— begin —

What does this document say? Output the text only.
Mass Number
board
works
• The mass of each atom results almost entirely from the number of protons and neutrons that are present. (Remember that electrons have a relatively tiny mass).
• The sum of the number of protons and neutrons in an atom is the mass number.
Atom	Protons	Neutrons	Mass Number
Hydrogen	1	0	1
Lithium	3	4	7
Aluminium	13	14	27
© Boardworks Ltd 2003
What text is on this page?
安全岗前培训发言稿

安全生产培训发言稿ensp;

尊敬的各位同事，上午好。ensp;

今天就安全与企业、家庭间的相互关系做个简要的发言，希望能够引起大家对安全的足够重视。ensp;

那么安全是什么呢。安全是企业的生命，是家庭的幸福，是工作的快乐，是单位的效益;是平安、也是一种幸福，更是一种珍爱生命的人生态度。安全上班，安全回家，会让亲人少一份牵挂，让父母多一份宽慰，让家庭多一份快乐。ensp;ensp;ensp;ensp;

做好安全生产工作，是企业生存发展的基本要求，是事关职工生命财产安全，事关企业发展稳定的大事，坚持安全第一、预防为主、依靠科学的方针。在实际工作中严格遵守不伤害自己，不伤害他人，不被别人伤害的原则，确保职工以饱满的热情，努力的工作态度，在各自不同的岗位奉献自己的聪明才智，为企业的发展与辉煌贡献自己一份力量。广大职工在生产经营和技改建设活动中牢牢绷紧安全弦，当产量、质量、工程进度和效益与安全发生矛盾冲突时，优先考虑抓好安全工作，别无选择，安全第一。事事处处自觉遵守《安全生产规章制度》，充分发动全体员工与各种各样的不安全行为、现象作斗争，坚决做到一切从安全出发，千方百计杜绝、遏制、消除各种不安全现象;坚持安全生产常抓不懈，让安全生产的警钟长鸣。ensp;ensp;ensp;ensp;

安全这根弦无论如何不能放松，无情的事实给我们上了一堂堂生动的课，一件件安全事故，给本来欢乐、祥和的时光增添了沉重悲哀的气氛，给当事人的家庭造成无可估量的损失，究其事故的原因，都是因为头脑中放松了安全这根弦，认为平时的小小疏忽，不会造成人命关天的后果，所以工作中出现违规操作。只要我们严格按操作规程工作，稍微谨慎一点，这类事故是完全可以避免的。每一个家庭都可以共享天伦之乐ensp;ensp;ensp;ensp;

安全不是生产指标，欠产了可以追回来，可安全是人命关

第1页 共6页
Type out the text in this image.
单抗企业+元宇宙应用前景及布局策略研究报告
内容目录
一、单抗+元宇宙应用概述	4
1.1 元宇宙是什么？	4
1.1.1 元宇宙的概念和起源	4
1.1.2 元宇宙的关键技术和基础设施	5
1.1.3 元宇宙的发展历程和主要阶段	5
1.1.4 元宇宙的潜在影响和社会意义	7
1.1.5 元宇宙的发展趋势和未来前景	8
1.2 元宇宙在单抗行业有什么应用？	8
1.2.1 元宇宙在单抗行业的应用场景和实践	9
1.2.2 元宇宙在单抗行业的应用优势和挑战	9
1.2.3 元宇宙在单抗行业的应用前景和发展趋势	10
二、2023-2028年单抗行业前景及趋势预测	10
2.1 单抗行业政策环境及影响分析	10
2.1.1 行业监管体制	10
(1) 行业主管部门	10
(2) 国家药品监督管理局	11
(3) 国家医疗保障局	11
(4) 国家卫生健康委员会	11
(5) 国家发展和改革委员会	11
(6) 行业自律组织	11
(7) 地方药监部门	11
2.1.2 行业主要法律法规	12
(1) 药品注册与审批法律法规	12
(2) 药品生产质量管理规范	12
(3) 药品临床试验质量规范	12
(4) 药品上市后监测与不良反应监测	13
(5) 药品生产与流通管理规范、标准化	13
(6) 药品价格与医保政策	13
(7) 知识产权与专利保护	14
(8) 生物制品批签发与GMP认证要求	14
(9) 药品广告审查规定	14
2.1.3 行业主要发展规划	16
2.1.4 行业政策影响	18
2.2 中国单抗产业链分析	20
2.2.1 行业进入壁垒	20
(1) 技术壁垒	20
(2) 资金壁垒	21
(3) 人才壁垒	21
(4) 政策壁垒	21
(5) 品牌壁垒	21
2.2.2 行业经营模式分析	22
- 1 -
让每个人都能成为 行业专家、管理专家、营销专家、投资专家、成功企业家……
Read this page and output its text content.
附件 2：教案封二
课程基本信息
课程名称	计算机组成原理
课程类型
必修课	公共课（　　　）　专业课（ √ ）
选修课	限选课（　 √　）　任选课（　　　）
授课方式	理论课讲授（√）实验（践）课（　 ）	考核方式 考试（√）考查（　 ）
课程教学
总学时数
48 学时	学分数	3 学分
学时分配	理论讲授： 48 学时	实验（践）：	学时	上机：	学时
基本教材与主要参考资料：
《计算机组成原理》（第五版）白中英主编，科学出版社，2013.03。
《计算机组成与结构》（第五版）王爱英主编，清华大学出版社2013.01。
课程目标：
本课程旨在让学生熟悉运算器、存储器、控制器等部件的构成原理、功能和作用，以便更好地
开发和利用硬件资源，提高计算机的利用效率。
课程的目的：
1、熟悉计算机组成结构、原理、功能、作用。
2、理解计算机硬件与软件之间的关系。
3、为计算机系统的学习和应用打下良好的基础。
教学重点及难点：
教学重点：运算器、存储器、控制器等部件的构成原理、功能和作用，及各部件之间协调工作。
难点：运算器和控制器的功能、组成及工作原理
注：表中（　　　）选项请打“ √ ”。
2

— end —

» **Instructions to follow**: Reproduce all the records precisely.

» **Task solution**:
What does this document say? Output the text only.
Mass Number
board
works
• The mass of each atom results almost entirely from the number of protons and neutrons that are present. (Remember that electrons have a relatively tiny mass).
• The sum of the number of protons and neutrons in an atom is the mass number.
Atom	Protons	Neutrons	Mass Number
Hydrogen	1	0	1
Lithium	3	4	7
Aluminium	13	14	27
© Boardworks Ltd 2003
What text is on this page?
安全岗前培训发言稿

安全生产培训发言稿ensp;

尊敬的各位同事，上午好。ensp;

今天就安全与企业、家庭间的相互关系做个简要的发言，希望能够引起大家对安全的足够重视。ensp;

那么安全是什么呢。安全是企业的生命，是家庭的幸福，是工作的快乐，是单位的效益;是平安、也是一种幸福，更是一种珍爱生命的人生态度。安全上班，安全回家，会让亲人少一份牵挂，让父母多一份宽慰，让家庭多一份快乐。ensp;ensp;ensp;ensp;

做好安全生产工作，是企业生存发展的基本要求，是事关职工生命财产安全，事关企业发展稳定的大事，坚持安全第一、预防为主、依靠科学的方针。在实际工作中严格遵守不伤害自己，不伤害他人，不被别人伤害的原则，确保职工以饱满的热情，努力的工作态度，在各自不同的岗位奉献自己的聪明才智，为企业的发展与辉煌贡献自己一份力量。广大职工在生产经营和技改建设活动中牢牢绷紧安全弦，当产量、质量、工程进度和效益与安全发生矛盾冲突时，优先考虑抓好安全工作，别无选择，安全第一。事事处处自觉遵守《安全生产规章制度》，充分发动全体员工与各种各样的不安全行为、现象作斗争，坚决做到一切从安全出发，千方百计杜绝、遏制、消除各种不安全现象;坚持安全生产常抓不懈，让安全生产的警钟长鸣。ensp;ensp;ensp;ensp;

安全这根弦无论如何不能放松，无情的事实给我们上了一堂堂生动的课，一件件安全事故，给本来欢乐、祥和的时光增添了沉重悲哀的气氛，给当事人的家庭造成无可估量的损失，究其事故的原因，都是因为头脑中放松了安全这根弦，认为平时的小小疏忽，不会造成人命关天的后果，所以工作中出现违规操作。只要我们严格按操作规程工作，稍微谨慎一点，这类事故是完全可以避免的。每一个家庭都可以共享天伦之乐ensp;ensp;ensp;ensp;

安全不是生产指标，欠产了可以追回来，可安全是人命关

第1页 共6页
Type out the text in this image.
单抗企业+元宇宙应用前景及布局策略研究报告
内容目录
一、单抗+元宇宙应用概述	4
1.1 元宇宙是什么？	4
1.1.1 元宇宙的概念和起源	4
1.1.2 元宇宙的关键技术和基础设施	5
1.1.3 元宇宙的发展历程和主要阶段	5
1.1.4 元宇宙的潜在影响和社会意义	7
1.1.5 元宇宙的发展趋势和未来前景	8
1.2 元宇宙在单抗行业有什么应用？	8
1.2.1 元宇宙在单抗行业的应用场景和实践	9
1.2.2 元宇宙在单抗行业的应用优势和挑战	9
1.2.3 元宇宙在单抗行业的应用前景和发展趋势	10
二、2023-2028年单抗行业前景及趋势预测	10
2.1 单抗行业政策环境及影响分析	10
2.1.1 行业监管体制	10
(1) 行业主管部门	10
(2) 国家药品监督管理局	11
(3) 国家医疗保障局	11
(4) 国家卫生健康委员会	11
(5) 国家发展和改革委员会	11
(6) 行业自律组织	11
(7) 地方药监部门	11
2.1.2 行业主要法律法规	12
(1) 药品注册与审批法律法规	12
(2) 药品生产质量管理规范	12
(3) 药品临床试验质量规范	12
(4) 药品上市后监测与不良反应监测	13
(5) 药品生产与流通管理规范、标准化	13
(6) 药品价格与医保政策	13
(7) 知识产权与专利保护	14
(8) 生物制品批签发与GMP认证要求	14
(9) 药品广告审查规定	14
2.1.3 行业主要发展规划	16
2.1.4 行业政策影响	18
2.2 中国单抗产业链分析	20
2.2.1 行业进入壁垒	20
(1) 技术壁垒	20
(2) 资金壁垒	21
(3) 人才壁垒	21
(4) 政策壁垒	21
(5) 品牌壁垒	21
2.2.2 行业经营模式分析	22
- 1 -
让每个人都能成为 行业专家、管理专家、营销专家、投资专家、成功企业家……
Read this page and output its text content.
附件 2：教案封二
课程基本信息
课程名称	计算机组成原理
课程类型
必修课	公共课（　　　）　专业课（ √ ）
选修课	限选课（　 √　）　任选课（　　　）
授课方式	理论课讲授（√）实验（践）课（　 ）	考核方式 考试（√）考查（　 ）
课程教学
总学时数
48 学时	学分数	3 学分
学时分配	理论讲授： 48 学时	实验（践）：	学时	上机：	学时
基本教材与主要参考资料：
《计算机组成原理》（第五版）白中英主编，科学出版社，2013.03。
《计算机组成与结构》（第五版）王爱英主编，清华大学出版社2013.01。
课程目标：
本课程旨在让学生熟悉运算器、存储器、控制器等部件的构成原理、功能和作用，以便更好地
开发和利用硬件资源，提高计算机的利用效率。
课程的目的：
1、熟悉计算机组成结构、原理、功能、作用。
2、理解计算机硬件与软件之间的关系。
3、为计算机系统的学习和应用打下良好的基础。
教学重点及难点：
教学重点：运算器、存储器、控制器等部件的构成原理、功能和作用，及各部件之间协调工作。
难点：运算器和控制器的功能、组成及工作原理
注：表中（　　　）选项请打“ √ ”。
2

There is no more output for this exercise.